STATED EXERCISE.
Extract every line below that contains the word "symbol".

EXTRACTED DATA.
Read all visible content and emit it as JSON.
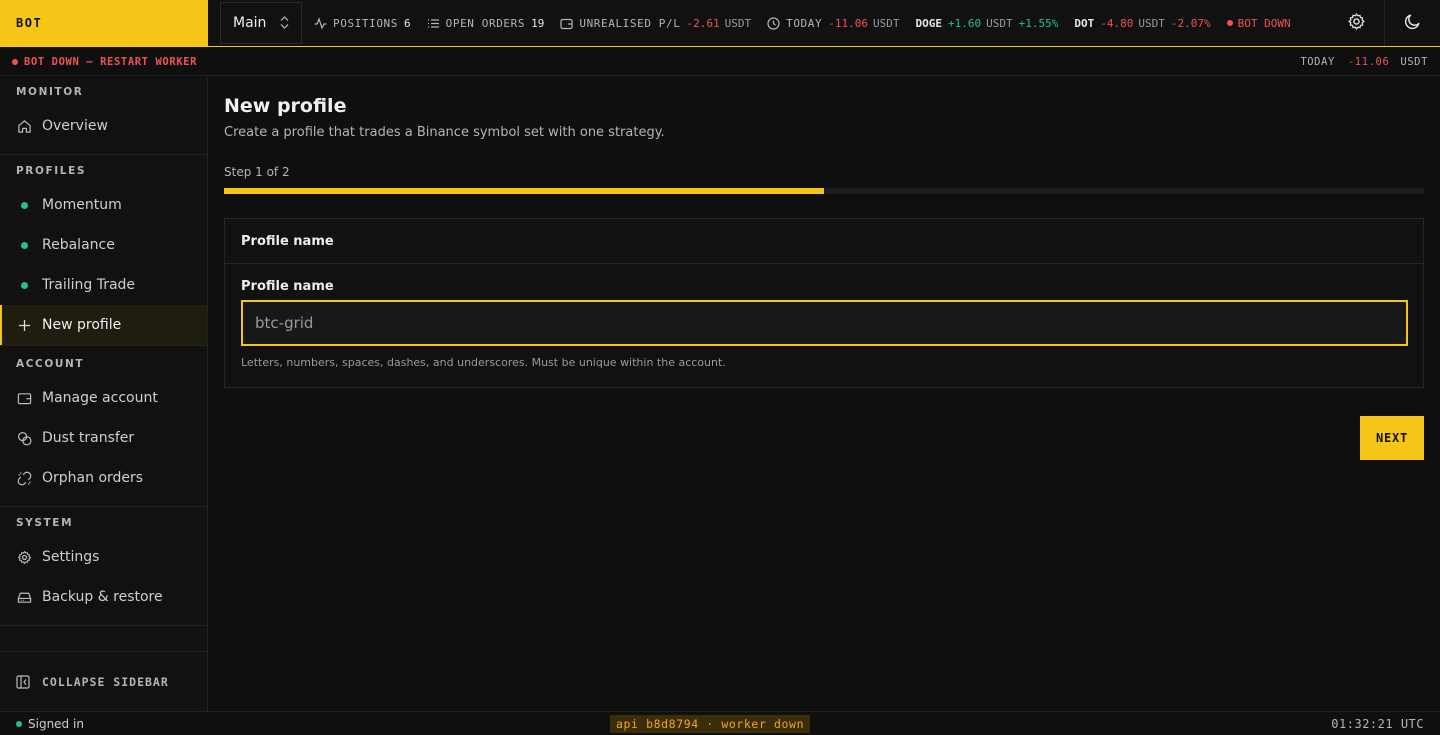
{
  "brand": "BOT",
  "account_select": {
    "value": "Main"
  },
  "topbar": {
    "positions": {
      "label": "POSITIONS",
      "value": "6"
    },
    "open_orders": {
      "label": "OPEN ORDERS",
      "value": "19"
    },
    "unrealised": {
      "label": "UNREALISED P/L",
      "value": "-2.61",
      "unit": "USDT"
    },
    "today": {
      "label": "TODAY",
      "value": "-11.06",
      "unit": "USDT"
    },
    "doge": {
      "symbol": "DOGE",
      "value": "+1.60",
      "unit": "USDT",
      "pct": "+1.55%"
    },
    "dot": {
      "symbol": "DOT",
      "value": "-4.80",
      "unit": "USDT",
      "pct": "-2.07%"
    },
    "bot_status": "BOT DOWN"
  },
  "alert": {
    "message": "BOT DOWN — RESTART WORKER",
    "today_label": "TODAY",
    "today_value": "-11.06",
    "today_unit": "USDT"
  },
  "sidebar": {
    "monitor": {
      "title": "MONITOR",
      "items": [
        "Overview"
      ]
    },
    "profiles": {
      "title": "PROFILES",
      "items": [
        "Momentum",
        "Rebalance",
        "Trailing Trade"
      ],
      "new_label": "New profile"
    },
    "account": {
      "title": "ACCOUNT",
      "items": [
        "Manage account",
        "Dust transfer",
        "Orphan orders"
      ]
    },
    "system": {
      "title": "SYSTEM",
      "items": [
        "Settings",
        "Backup & restore"
      ]
    },
    "collapse_label": "COLLAPSE SIDEBAR"
  },
  "main": {
    "title": "New profile",
    "subtitle": "Create a profile that trades a Binance symbol set with one strategy.",
    "step_label": "Step 1 of 2",
    "progress_fraction": 0.5,
    "card_title": "Profile name",
    "field_label": "Profile name",
    "field_placeholder": "btc-grid",
    "field_value": "",
    "field_help": "Letters, numbers, spaces, dashes, and underscores. Must be unique within the account.",
    "next_label": "NEXT"
  },
  "statusbar": {
    "signed_in": "Signed in",
    "pill": "api b8d8794 · worker down",
    "time": "01:32:21 UTC"
  },
  "colors": {
    "accent": "#f5c518",
    "negative": "#ef5350",
    "positive": "#26c281"
  }
}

ANSWER FOR THE TASK.
      "symbol": "DOGE",
      "symbol": "DOT",
    "subtitle": "Create a profile that trades a Binance symbol set with one strategy.",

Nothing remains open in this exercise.